— Your task —
Leave out the pictures and repeat exactly the lines from the one containing "Output the text content of this document." through the final line of the listing below.

Stored dataset items
● ● ● ● ●
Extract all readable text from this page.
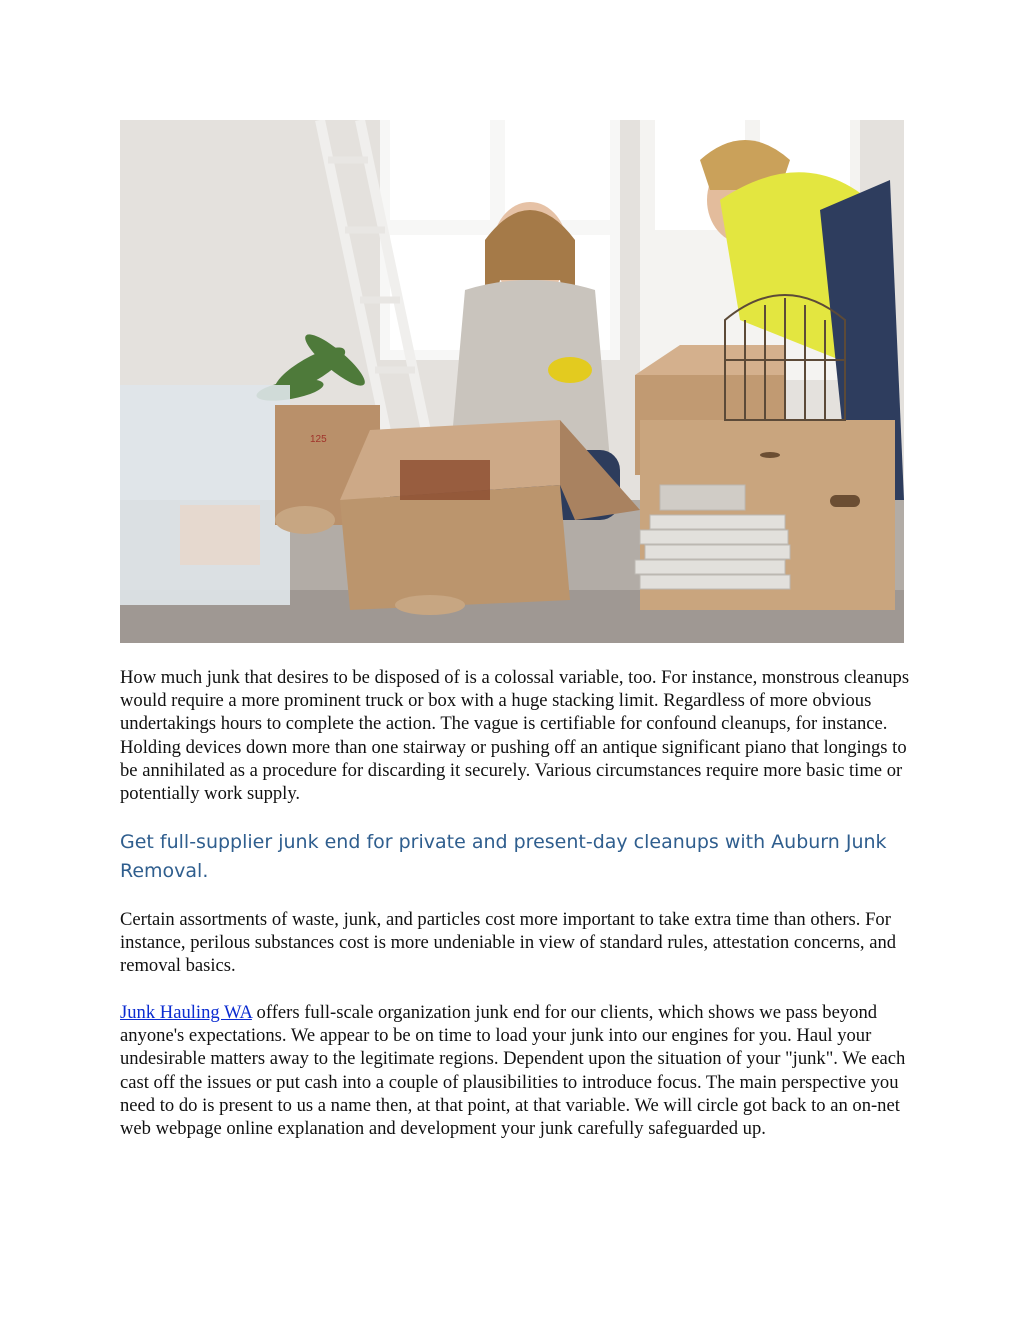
125

How much junk that desires to be disposed of is a colossal variable, too. For instance, monstrous cleanups would require a more prominent truck or box with a huge stacking limit. Regardless of more obvious undertakings hours to complete the action. The vague is certifiable for confound cleanups, for instance. Holding devices down more than one stairway or pushing off an antique significant piano that longings to be annihilated as a procedure for discarding it securely. Various circumstances require more basic time or potentially work supply.

Get full-supplier junk end for private and present-day cleanups with Auburn Junk Removal.

Certain assortments of waste, junk, and particles cost more important to take extra time than others. For instance, perilous substances cost is more undeniable in view of standard rules, attestation concerns, and removal basics.

Junk Hauling WA offers full-scale organization junk end for our clients, which shows we pass beyond anyone's expectations. We appear to be on time to load your junk into our engines for you. Haul your undesirable matters away to the legitimate regions. Dependent upon the situation of your "junk". We each cast off the issues or put cash into a couple of plausibilities to introduce focus. The main perspective you need to do is present to us a name then, at that point, at that variable. We will circle got back to an on-net web webpage online explanation and development your junk carefully safeguarded up.
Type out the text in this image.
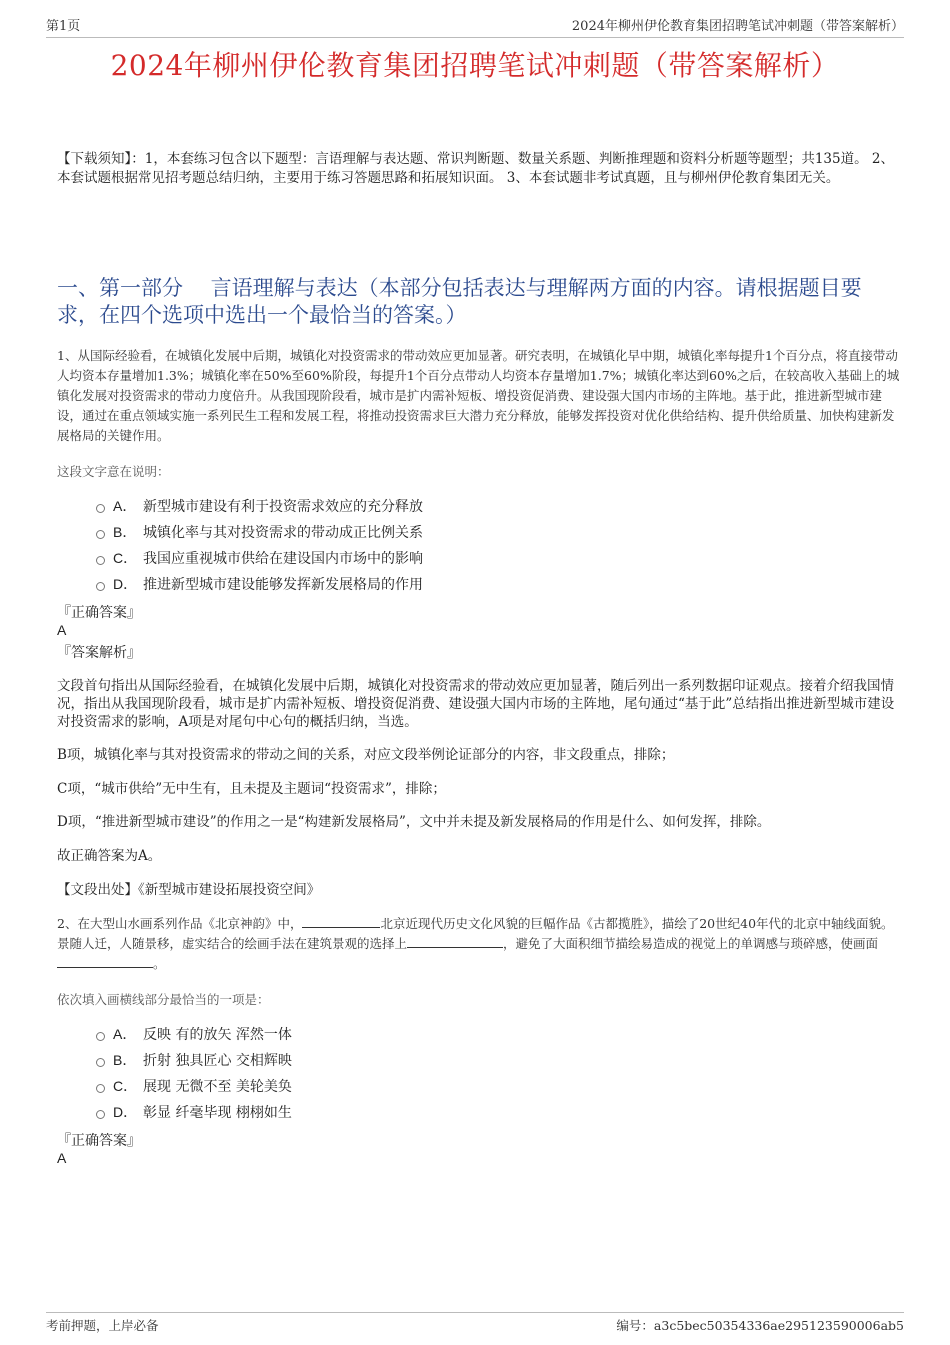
第1页	2024年柳州伊伦教育集团招聘笔试冲刺题（带答案解析）
2024年柳州伊伦教育集团招聘笔试冲刺题（带答案解析）
【下载须知】：1，本套练习包含以下题型：言语理解与表达题、常识判断题、数量关系题、判断推理题和资料分析题等题型；共135道。 2、本套试题根据常见招考题总结归纳，主要用于练习答题思路和拓展知识面。 3、本套试题非考试真题，且与柳州伊伦教育集团无关。
一、第一部分　 言语理解与表达（本部分包括表达与理解两方面的内容。请根据题目要求，在四个选项中选出一个最恰当的答案。）
1、从国际经验看，在城镇化发展中后期，城镇化对投资需求的带动效应更加显著。研究表明，在城镇化早中期，城镇化率每提升1个百分点，将直接带动人均资本存量增加1.3%；城镇化率在50%至60%阶段，每提升1个百分点带动人均资本存量增加1.7%；城镇化率达到60%之后，在较高收入基础上的城镇化发展对投资需求的带动力度倍升。从我国现阶段看，城市是扩内需补短板、增投资促消费、建设强大国内市场的主阵地。基于此，推进新型城市建设，通过在重点领域实施一系列民生工程和发展工程，将推动投资需求巨大潜力充分释放，能够发挥投资对优化供给结构、提升供给质量、加快构建新发展格局的关键作用。
这段文字意在说明：
A． 新型城市建设有利于投资需求效应的充分释放
B． 城镇化率与其对投资需求的带动成正比例关系
C． 我国应重视城市供给在建设国内市场中的影响
D． 推进新型城市建设能够发挥新发展格局的作用
『正确答案』
A
『答案解析』
文段首句指出从国际经验看，在城镇化发展中后期，城镇化对投资需求的带动效应更加显著，随后列出一系列数据印证观点。接着介绍我国情况，指出从我国现阶段看，城市是扩内需补短板、增投资促消费、建设强大国内市场的主阵地，尾句通过“基于此”总结指出推进新型城市建设对投资需求的影响，A项是对尾句中心句的概括归纳，当选。
B项，城镇化率与其对投资需求的带动之间的关系，对应文段举例论证部分的内容，非文段重点，排除；
C项，“城市供给”无中生有，且未提及主题词“投资需求”，排除；
D项，“推进新型城市建设”的作用之一是“构建新发展格局”，文中并未提及新发展格局的作用是什么、如何发挥，排除。
故正确答案为A。
【文段出处】《新型城市建设拓展投资空间》
2、在大型山水画系列作品《北京神韵》中，	北京近现代历史文化风貌的巨幅作品《古都揽胜》，描绘了20世纪40年代的北京中轴线面貌。景随人迁，人随景移，虚实结合的绘画手法在建筑景观的选择上	，避免了大面积细节描绘易造成的视觉上的单调感与琐碎感，使画面。
依次填入画横线部分最恰当的一项是：
A． 反映 有的放矢 浑然一体
B． 折射 独具匠心 交相辉映
C． 展现 无微不至 美轮美奂
D． 彰显 纤毫毕现 栩栩如生
『正确答案』
A
考前押题，上岸必备	编号：a3c5bec50354336ae295123590006ab5
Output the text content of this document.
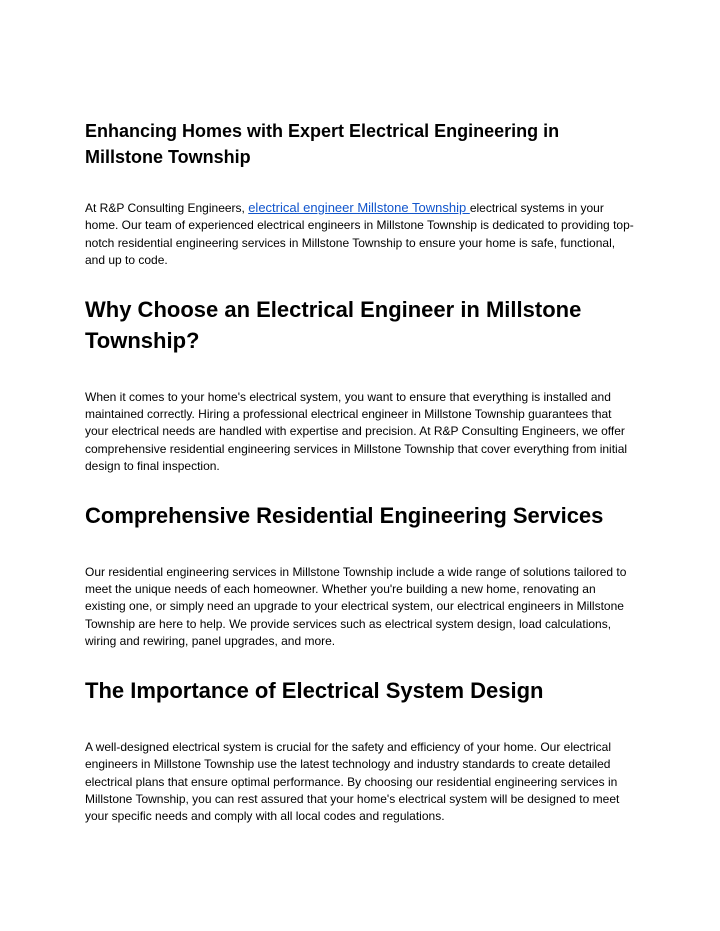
Enhancing Homes with Expert Electrical Engineering in Millstone Township

At R&P Consulting Engineers, electrical engineer Millstone Township electrical systems in your home. Our team of experienced electrical engineers in Millstone Township is dedicated to providing top-notch residential engineering services in Millstone Township to ensure your home is safe, functional, and up to code.

Why Choose an Electrical Engineer in Millstone Township?

When it comes to your home's electrical system, you want to ensure that everything is installed and maintained correctly. Hiring a professional electrical engineer in Millstone Township guarantees that your electrical needs are handled with expertise and precision. At R&P Consulting Engineers, we offer comprehensive residential engineering services in Millstone Township that cover everything from initial design to final inspection.

Comprehensive Residential Engineering Services

Our residential engineering services in Millstone Township include a wide range of solutions tailored to meet the unique needs of each homeowner. Whether you're building a new home, renovating an existing one, or simply need an upgrade to your electrical system, our electrical engineers in Millstone Township are here to help. We provide services such as electrical system design, load calculations, wiring and rewiring, panel upgrades, and more.

The Importance of Electrical System Design

A well-designed electrical system is crucial for the safety and efficiency of your home. Our electrical engineers in Millstone Township use the latest technology and industry standards to create detailed electrical plans that ensure optimal performance. By choosing our residential engineering services in Millstone Township, you can rest assured that your home's electrical system will be designed to meet your specific needs and comply with all local codes and regulations.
● ● ● ● ●
— Expected answer —
Output the text content of this document.
Enhancing Homes with Expert Electrical Engineering in Millstone Township

At R&P Consulting Engineers, electrical engineer Millstone Township electrical systems in your home. Our team of experienced electrical engineers in Millstone Township is dedicated to providing top-notch residential engineering services in Millstone Township to ensure your home is safe, functional, and up to code.

Why Choose an Electrical Engineer in Millstone Township?

When it comes to your home's electrical system, you want to ensure that everything is installed and maintained correctly. Hiring a professional electrical engineer in Millstone Township guarantees that your electrical needs are handled with expertise and precision. At R&P Consulting Engineers, we offer comprehensive residential engineering services in Millstone Township that cover everything from initial design to final inspection.

Comprehensive Residential Engineering Services

Our residential engineering services in Millstone Township include a wide range of solutions tailored to meet the unique needs of each homeowner. Whether you're building a new home, renovating an existing one, or simply need an upgrade to your electrical system, our electrical engineers in Millstone Township are here to help. We provide services such as electrical system design, load calculations, wiring and rewiring, panel upgrades, and more.

The Importance of Electrical System Design

A well-designed electrical system is crucial for the safety and efficiency of your home. Our electrical engineers in Millstone Township use the latest technology and industry standards to create detailed electrical plans that ensure optimal performance. By choosing our residential engineering services in Millstone Township, you can rest assured that your home's electrical system will be designed to meet your specific needs and comply with all local codes and regulations.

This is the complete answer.